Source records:
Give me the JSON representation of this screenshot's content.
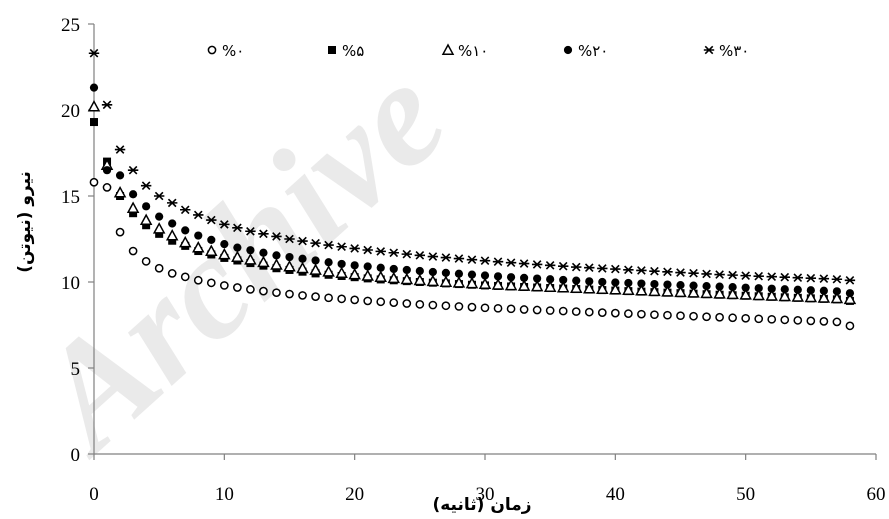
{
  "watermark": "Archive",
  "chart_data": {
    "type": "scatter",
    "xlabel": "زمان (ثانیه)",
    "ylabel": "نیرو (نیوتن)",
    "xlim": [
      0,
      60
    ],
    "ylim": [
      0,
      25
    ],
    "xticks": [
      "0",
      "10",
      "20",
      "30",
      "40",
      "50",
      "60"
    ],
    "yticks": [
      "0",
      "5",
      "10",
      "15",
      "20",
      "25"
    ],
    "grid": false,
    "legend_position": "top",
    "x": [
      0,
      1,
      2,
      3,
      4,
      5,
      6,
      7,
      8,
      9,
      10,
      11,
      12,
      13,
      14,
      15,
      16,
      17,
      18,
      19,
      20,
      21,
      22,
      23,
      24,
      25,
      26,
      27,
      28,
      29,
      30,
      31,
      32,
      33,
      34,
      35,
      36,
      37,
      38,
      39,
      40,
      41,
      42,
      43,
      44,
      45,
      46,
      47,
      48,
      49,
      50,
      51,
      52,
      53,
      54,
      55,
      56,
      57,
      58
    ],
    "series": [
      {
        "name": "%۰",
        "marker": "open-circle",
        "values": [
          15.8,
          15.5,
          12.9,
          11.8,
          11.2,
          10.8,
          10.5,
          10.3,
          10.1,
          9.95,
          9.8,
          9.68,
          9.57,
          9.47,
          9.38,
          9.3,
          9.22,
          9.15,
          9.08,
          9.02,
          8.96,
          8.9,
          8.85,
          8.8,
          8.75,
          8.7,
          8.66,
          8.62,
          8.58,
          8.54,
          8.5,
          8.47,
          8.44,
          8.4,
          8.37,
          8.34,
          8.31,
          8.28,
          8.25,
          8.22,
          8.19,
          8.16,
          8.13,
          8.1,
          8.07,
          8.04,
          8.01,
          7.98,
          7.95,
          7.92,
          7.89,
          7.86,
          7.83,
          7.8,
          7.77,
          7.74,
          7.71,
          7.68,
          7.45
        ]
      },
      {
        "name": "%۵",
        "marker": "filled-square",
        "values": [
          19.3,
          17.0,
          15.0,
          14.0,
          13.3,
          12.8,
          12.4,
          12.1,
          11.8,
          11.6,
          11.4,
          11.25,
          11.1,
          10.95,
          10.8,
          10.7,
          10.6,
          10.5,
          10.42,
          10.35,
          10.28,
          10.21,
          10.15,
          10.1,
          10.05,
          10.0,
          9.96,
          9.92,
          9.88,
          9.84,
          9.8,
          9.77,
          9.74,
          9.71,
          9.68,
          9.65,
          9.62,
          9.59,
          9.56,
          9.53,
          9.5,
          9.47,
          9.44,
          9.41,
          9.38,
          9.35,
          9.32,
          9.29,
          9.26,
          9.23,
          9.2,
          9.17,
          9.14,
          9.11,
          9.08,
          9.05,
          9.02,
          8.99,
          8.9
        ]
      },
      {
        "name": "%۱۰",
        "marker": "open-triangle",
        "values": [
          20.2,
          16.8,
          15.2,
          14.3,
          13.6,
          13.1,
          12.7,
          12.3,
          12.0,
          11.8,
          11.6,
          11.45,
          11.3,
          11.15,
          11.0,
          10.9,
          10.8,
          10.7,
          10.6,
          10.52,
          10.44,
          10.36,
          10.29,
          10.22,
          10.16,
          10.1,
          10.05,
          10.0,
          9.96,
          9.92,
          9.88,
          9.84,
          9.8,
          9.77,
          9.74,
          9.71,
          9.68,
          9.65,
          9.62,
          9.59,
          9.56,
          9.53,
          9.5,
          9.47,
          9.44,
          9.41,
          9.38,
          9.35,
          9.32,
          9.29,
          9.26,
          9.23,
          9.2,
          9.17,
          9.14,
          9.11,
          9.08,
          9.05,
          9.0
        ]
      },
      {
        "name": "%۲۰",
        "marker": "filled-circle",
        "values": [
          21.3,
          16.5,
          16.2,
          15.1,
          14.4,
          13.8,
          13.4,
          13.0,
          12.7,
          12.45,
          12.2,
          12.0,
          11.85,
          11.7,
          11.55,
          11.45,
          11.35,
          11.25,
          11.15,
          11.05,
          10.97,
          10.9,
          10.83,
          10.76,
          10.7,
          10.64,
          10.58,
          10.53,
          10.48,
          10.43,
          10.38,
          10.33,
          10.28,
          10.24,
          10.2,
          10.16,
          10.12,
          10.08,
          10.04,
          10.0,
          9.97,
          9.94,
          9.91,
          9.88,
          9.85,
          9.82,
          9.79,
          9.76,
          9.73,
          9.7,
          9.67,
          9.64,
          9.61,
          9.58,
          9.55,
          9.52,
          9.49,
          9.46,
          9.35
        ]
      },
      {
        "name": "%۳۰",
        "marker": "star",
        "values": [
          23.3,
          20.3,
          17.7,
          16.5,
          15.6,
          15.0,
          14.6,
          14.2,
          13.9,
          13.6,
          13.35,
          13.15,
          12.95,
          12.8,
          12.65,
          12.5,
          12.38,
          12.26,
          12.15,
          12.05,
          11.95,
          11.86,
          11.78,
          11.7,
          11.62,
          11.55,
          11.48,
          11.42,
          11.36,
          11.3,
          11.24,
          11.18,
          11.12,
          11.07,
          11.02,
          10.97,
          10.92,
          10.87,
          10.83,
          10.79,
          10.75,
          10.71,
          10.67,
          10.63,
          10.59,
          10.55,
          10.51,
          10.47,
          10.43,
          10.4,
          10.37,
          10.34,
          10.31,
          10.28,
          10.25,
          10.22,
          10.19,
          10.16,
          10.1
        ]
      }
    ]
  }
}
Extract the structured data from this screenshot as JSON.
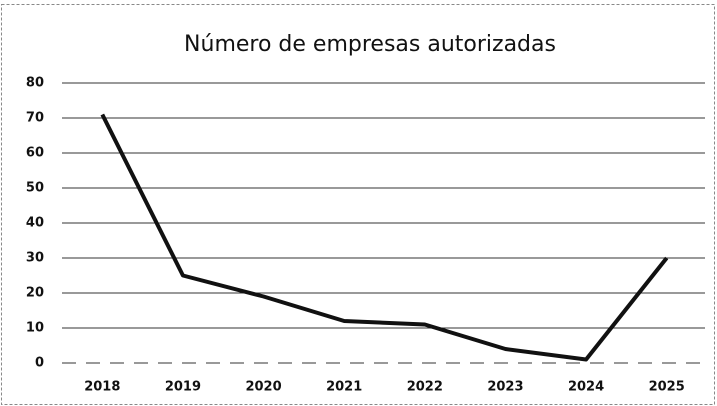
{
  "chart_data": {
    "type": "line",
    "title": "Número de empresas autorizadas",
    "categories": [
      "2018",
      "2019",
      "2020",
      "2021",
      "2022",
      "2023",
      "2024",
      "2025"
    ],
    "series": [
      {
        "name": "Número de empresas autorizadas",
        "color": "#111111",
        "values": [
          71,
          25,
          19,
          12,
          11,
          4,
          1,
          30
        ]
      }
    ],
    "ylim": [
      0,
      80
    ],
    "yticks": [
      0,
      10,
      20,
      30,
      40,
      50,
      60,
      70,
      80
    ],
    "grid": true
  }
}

Your objective -
Select every line in the material above where the string "screenshot" occurs, and copy it.

Completed task -
Give me the JSON representation of this screenshot's content.
Extract the structured data from this screenshot as JSON.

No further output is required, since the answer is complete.